• _What to do_
Copy the material that follows word for word and omit its pictures.

• _Supplied records_

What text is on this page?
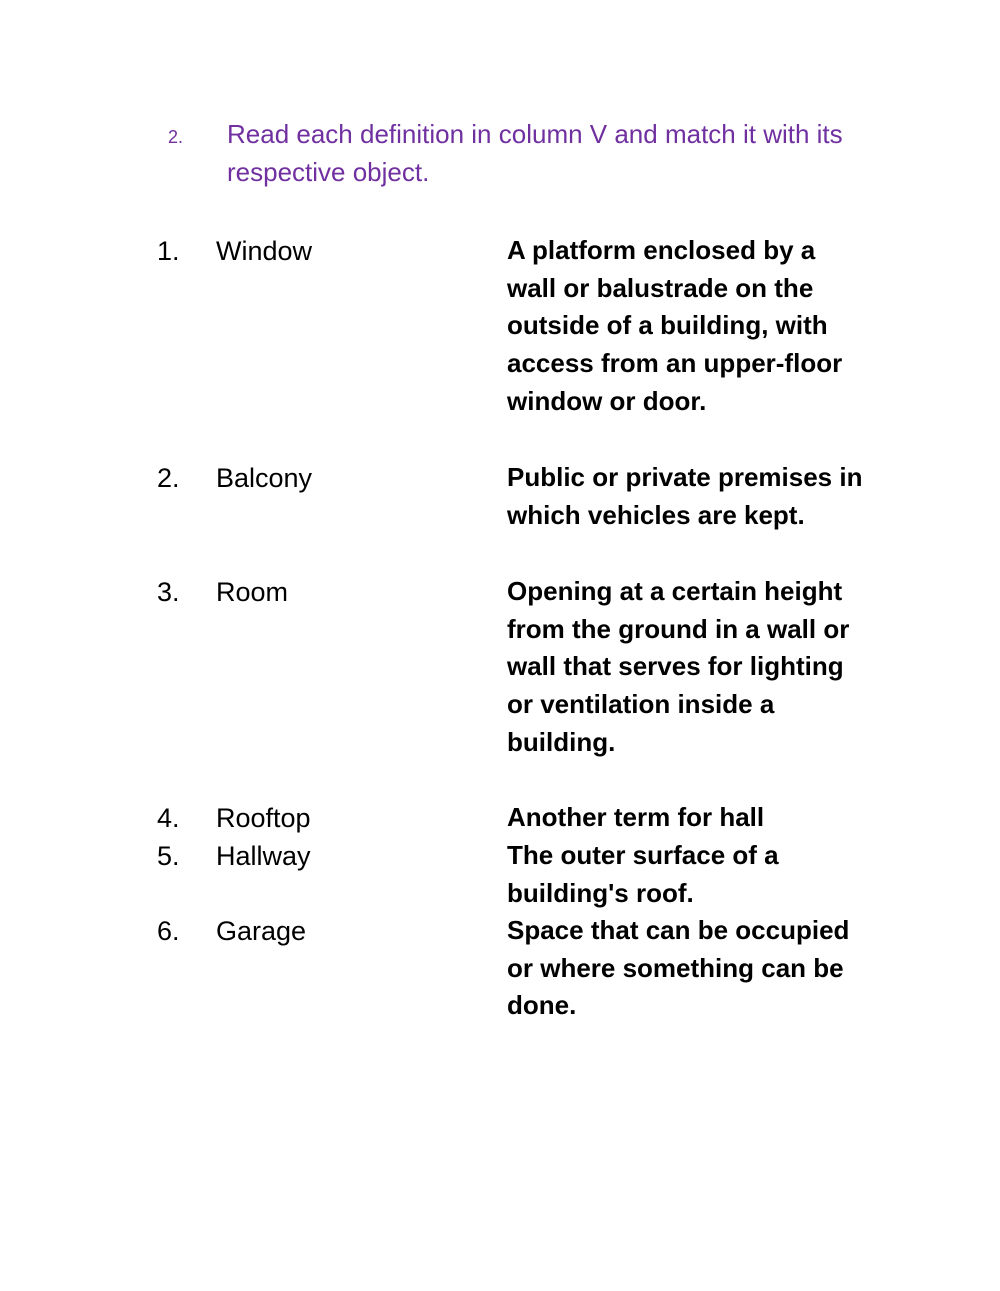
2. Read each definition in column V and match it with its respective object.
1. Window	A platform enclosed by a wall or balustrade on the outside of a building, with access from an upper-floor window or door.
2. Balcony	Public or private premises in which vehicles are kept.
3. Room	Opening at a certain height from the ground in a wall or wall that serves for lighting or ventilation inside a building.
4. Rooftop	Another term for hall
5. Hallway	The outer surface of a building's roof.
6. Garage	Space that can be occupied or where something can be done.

• _Response to this exercise_
What text is on this page?
2. Read each definition in column V and match it with its respective object.
1. Window	A platform enclosed by a wall or balustrade on the outside of a building, with access from an upper-floor window or door.
2. Balcony	Public or private premises in which vehicles are kept.
3. Room	Opening at a certain height from the ground in a wall or wall that serves for lighting or ventilation inside a building.
4. Rooftop	Another term for hall
5. Hallway	The outer surface of a building's roof.
6. Garage	Space that can be occupied or where something can be done.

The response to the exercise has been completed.